#### [Set task]
Lift out each line of the data that holds "Back".

#### [Records supplied]
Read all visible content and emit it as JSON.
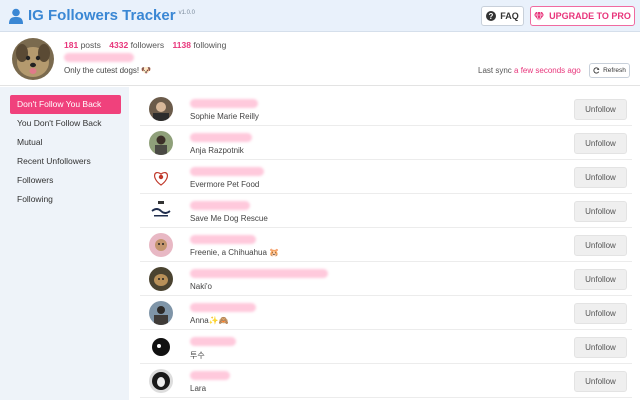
{
  "header": {
    "title": "IG Followers Tracker",
    "version": "v1.0.0",
    "faq_label": "FAQ",
    "upgrade_label": "UPGRADE TO PRO",
    "accent": "#3a87d4",
    "pink": "#e8357b"
  },
  "profile": {
    "posts_count": "181",
    "posts_label": "posts",
    "followers_count": "4332",
    "followers_label": "followers",
    "following_count": "1138",
    "following_label": "following",
    "bio": "Only the cutest dogs! 🐶",
    "sync_label": "Last sync",
    "sync_time": "a few seconds ago",
    "refresh_label": "Refresh"
  },
  "sidebar": {
    "items": [
      {
        "label": "Don't Follow You Back",
        "active": true
      },
      {
        "label": "You Don't Follow Back",
        "active": false
      },
      {
        "label": "Mutual",
        "active": false
      },
      {
        "label": "Recent Unfollowers",
        "active": false
      },
      {
        "label": "Followers",
        "active": false
      },
      {
        "label": "Following",
        "active": false
      }
    ]
  },
  "list": {
    "unfollow_label": "Unfollow",
    "rows": [
      {
        "name": "Sophie Marie Reilly"
      },
      {
        "name": "Anja Razpotnik"
      },
      {
        "name": "Evermore Pet Food"
      },
      {
        "name": "Save Me Dog Rescue"
      },
      {
        "name": "Freenie, a Chihuahua 🐹"
      },
      {
        "name": "Naki'o"
      },
      {
        "name": "Anna✨🙈"
      },
      {
        "name": "투수"
      },
      {
        "name": "Lara"
      }
    ]
  }
}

#### [Response to this exercise]
        "label": "Don't Follow You Back",
        "label": "You Don't Follow Back",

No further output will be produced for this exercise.